Entries from a dataset
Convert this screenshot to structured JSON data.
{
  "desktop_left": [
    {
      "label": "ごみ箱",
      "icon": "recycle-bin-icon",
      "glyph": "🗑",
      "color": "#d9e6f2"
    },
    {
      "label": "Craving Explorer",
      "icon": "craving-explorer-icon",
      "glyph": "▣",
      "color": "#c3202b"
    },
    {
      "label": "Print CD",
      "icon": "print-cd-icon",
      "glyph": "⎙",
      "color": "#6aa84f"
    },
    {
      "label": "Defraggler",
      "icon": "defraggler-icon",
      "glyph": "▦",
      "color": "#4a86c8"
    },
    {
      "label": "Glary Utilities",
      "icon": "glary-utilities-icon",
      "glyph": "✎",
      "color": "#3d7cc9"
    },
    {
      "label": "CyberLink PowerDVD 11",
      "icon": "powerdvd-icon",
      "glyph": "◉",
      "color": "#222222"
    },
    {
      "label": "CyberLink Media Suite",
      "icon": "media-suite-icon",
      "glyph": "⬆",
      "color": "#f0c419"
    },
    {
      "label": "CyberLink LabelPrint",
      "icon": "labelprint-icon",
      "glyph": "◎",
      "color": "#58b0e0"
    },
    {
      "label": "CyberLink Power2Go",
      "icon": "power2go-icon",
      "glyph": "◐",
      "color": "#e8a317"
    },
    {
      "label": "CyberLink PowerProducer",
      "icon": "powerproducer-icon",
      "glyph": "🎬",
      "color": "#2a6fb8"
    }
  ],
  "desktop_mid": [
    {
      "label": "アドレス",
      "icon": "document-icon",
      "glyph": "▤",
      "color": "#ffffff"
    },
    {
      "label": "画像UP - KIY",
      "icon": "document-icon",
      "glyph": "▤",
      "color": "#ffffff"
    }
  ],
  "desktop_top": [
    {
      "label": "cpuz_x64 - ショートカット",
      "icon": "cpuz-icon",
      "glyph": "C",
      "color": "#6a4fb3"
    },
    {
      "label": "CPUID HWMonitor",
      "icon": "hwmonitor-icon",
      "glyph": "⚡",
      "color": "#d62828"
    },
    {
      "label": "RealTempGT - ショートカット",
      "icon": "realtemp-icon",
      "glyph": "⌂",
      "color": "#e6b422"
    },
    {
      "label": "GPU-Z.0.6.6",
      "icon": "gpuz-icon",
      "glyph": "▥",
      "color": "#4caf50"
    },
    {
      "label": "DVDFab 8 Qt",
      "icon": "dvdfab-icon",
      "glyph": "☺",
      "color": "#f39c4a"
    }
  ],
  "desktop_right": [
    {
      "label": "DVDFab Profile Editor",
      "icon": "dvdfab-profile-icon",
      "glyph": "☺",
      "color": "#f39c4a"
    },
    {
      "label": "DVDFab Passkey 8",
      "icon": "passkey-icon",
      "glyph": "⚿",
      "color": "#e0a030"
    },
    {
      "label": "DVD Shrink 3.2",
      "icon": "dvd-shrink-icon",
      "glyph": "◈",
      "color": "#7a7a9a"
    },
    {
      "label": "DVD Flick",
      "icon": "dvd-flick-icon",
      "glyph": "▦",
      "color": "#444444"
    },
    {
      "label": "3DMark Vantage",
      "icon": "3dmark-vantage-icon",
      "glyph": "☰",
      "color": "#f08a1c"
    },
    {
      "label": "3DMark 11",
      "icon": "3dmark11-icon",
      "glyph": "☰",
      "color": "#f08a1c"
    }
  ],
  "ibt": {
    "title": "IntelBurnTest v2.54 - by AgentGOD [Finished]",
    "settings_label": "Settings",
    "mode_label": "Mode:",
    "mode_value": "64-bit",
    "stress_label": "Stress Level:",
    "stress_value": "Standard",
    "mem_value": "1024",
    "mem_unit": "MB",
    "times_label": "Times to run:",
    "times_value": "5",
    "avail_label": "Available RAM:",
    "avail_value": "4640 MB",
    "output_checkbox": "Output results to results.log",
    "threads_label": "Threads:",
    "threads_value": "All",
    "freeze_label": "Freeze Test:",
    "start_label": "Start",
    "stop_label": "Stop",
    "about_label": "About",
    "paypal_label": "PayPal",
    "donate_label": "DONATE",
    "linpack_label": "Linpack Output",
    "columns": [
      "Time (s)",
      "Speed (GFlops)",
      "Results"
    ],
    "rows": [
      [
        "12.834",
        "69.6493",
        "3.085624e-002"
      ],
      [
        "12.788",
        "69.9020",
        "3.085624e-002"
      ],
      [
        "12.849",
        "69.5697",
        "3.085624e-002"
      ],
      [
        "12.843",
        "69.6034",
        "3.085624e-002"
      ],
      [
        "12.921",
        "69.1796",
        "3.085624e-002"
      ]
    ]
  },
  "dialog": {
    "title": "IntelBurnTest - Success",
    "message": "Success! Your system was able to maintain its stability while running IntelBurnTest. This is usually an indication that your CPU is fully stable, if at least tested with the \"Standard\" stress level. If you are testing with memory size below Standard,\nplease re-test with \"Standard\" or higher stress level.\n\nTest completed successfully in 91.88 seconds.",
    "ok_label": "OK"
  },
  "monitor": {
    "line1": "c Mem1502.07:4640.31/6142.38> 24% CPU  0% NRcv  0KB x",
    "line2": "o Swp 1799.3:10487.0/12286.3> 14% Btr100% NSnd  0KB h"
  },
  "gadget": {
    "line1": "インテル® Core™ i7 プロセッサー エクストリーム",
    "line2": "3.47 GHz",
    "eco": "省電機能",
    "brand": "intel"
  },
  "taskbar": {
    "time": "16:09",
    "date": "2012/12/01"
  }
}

> **Aim of the exercise**
Copy the records above exactly as they appear.

> **Solution for this problem**
Convert this screenshot to structured JSON data.
{
  "desktop_left": [
    {
      "label": "ごみ箱",
      "icon": "recycle-bin-icon",
      "glyph": "🗑",
      "color": "#d9e6f2"
    },
    {
      "label": "Craving Explorer",
      "icon": "craving-explorer-icon",
      "glyph": "▣",
      "color": "#c3202b"
    },
    {
      "label": "Print CD",
      "icon": "print-cd-icon",
      "glyph": "⎙",
      "color": "#6aa84f"
    },
    {
      "label": "Defraggler",
      "icon": "defraggler-icon",
      "glyph": "▦",
      "color": "#4a86c8"
    },
    {
      "label": "Glary Utilities",
      "icon": "glary-utilities-icon",
      "glyph": "✎",
      "color": "#3d7cc9"
    },
    {
      "label": "CyberLink PowerDVD 11",
      "icon": "powerdvd-icon",
      "glyph": "◉",
      "color": "#222222"
    },
    {
      "label": "CyberLink Media Suite",
      "icon": "media-suite-icon",
      "glyph": "⬆",
      "color": "#f0c419"
    },
    {
      "label": "CyberLink LabelPrint",
      "icon": "labelprint-icon",
      "glyph": "◎",
      "color": "#58b0e0"
    },
    {
      "label": "CyberLink Power2Go",
      "icon": "power2go-icon",
      "glyph": "◐",
      "color": "#e8a317"
    },
    {
      "label": "CyberLink PowerProducer",
      "icon": "powerproducer-icon",
      "glyph": "🎬",
      "color": "#2a6fb8"
    }
  ],
  "desktop_mid": [
    {
      "label": "アドレス",
      "icon": "document-icon",
      "glyph": "▤",
      "color": "#ffffff"
    },
    {
      "label": "画像UP - KIY",
      "icon": "document-icon",
      "glyph": "▤",
      "color": "#ffffff"
    }
  ],
  "desktop_top": [
    {
      "label": "cpuz_x64 - ショートカット",
      "icon": "cpuz-icon",
      "glyph": "C",
      "color": "#6a4fb3"
    },
    {
      "label": "CPUID HWMonitor",
      "icon": "hwmonitor-icon",
      "glyph": "⚡",
      "color": "#d62828"
    },
    {
      "label": "RealTempGT - ショートカット",
      "icon": "realtemp-icon",
      "glyph": "⌂",
      "color": "#e6b422"
    },
    {
      "label": "GPU-Z.0.6.6",
      "icon": "gpuz-icon",
      "glyph": "▥",
      "color": "#4caf50"
    },
    {
      "label": "DVDFab 8 Qt",
      "icon": "dvdfab-icon",
      "glyph": "☺",
      "color": "#f39c4a"
    }
  ],
  "desktop_right": [
    {
      "label": "DVDFab Profile Editor",
      "icon": "dvdfab-profile-icon",
      "glyph": "☺",
      "color": "#f39c4a"
    },
    {
      "label": "DVDFab Passkey 8",
      "icon": "passkey-icon",
      "glyph": "⚿",
      "color": "#e0a030"
    },
    {
      "label": "DVD Shrink 3.2",
      "icon": "dvd-shrink-icon",
      "glyph": "◈",
      "color": "#7a7a9a"
    },
    {
      "label": "DVD Flick",
      "icon": "dvd-flick-icon",
      "glyph": "▦",
      "color": "#444444"
    },
    {
      "label": "3DMark Vantage",
      "icon": "3dmark-vantage-icon",
      "glyph": "☰",
      "color": "#f08a1c"
    },
    {
      "label": "3DMark 11",
      "icon": "3dmark11-icon",
      "glyph": "☰",
      "color": "#f08a1c"
    }
  ],
  "ibt": {
    "title": "IntelBurnTest v2.54 - by AgentGOD [Finished]",
    "settings_label": "Settings",
    "mode_label": "Mode:",
    "mode_value": "64-bit",
    "stress_label": "Stress Level:",
    "stress_value": "Standard",
    "mem_value": "1024",
    "mem_unit": "MB",
    "times_label": "Times to run:",
    "times_value": "5",
    "avail_label": "Available RAM:",
    "avail_value": "4640 MB",
    "output_checkbox": "Output results to results.log",
    "threads_label": "Threads:",
    "threads_value": "All",
    "freeze_label": "Freeze Test:",
    "start_label": "Start",
    "stop_label": "Stop",
    "about_label": "About",
    "paypal_label": "PayPal",
    "donate_label": "DONATE",
    "linpack_label": "Linpack Output",
    "columns": [
      "Time (s)",
      "Speed (GFlops)",
      "Results"
    ],
    "rows": [
      [
        "12.834",
        "69.6493",
        "3.085624e-002"
      ],
      [
        "12.788",
        "69.9020",
        "3.085624e-002"
      ],
      [
        "12.849",
        "69.5697",
        "3.085624e-002"
      ],
      [
        "12.843",
        "69.6034",
        "3.085624e-002"
      ],
      [
        "12.921",
        "69.1796",
        "3.085624e-002"
      ]
    ]
  },
  "dialog": {
    "title": "IntelBurnTest - Success",
    "message": "Success! Your system was able to maintain its stability while running IntelBurnTest. This is usually an indication that your CPU is fully stable, if at least tested with the \"Standard\" stress level. If you are testing with memory size below Standard,\nplease re-test with \"Standard\" or higher stress level.\n\nTest completed successfully in 91.88 seconds.",
    "ok_label": "OK"
  },
  "monitor": {
    "line1": "c Mem1502.07:4640.31/6142.38> 24% CPU  0% NRcv  0KB x",
    "line2": "o Swp 1799.3:10487.0/12286.3> 14% Btr100% NSnd  0KB h"
  },
  "gadget": {
    "line1": "インテル® Core™ i7 プロセッサー エクストリーム",
    "line2": "3.47 GHz",
    "eco": "省電機能",
    "brand": "intel"
  },
  "taskbar": {
    "time": "16:09",
    "date": "2012/12/01"
  }
}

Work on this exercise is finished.